Say how many lines contain "will"; the answer is the number alone.

[Records]
[Start]
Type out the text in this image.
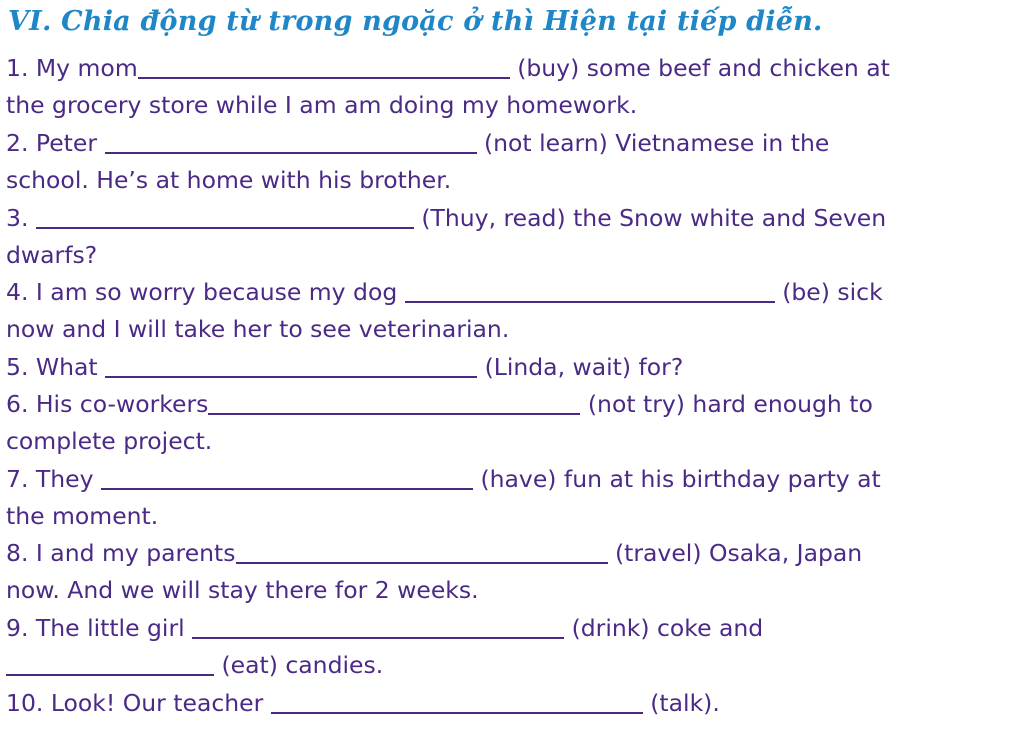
VI. Chia động từ trong ngoặc ở thì Hiện tại tiếp diễn.
1. My mom	(buy) some beef and chicken at
the grocery store while I am am doing my homework.
2. Peter	(not learn) Vietnamese in the
school. He’s at home with his brother.
3.	(Thuy, read) the Snow white and Seven
dwarfs?
4. I am so worry because my dog	(be) sick
now and I will take her to see veterinarian.
5. What	(Linda, wait) for?
6. His co-workers	(not try) hard enough to
complete project.
7. They	(have) fun at his birthday party at
the moment.
8. I and my parents	(travel) Osaka, Japan
now. And we will stay there for 2 weeks.
9. The little girl	(drink) coke and
(eat) candies.
10. Look! Our teacher	(talk).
[End]
• Task output: 2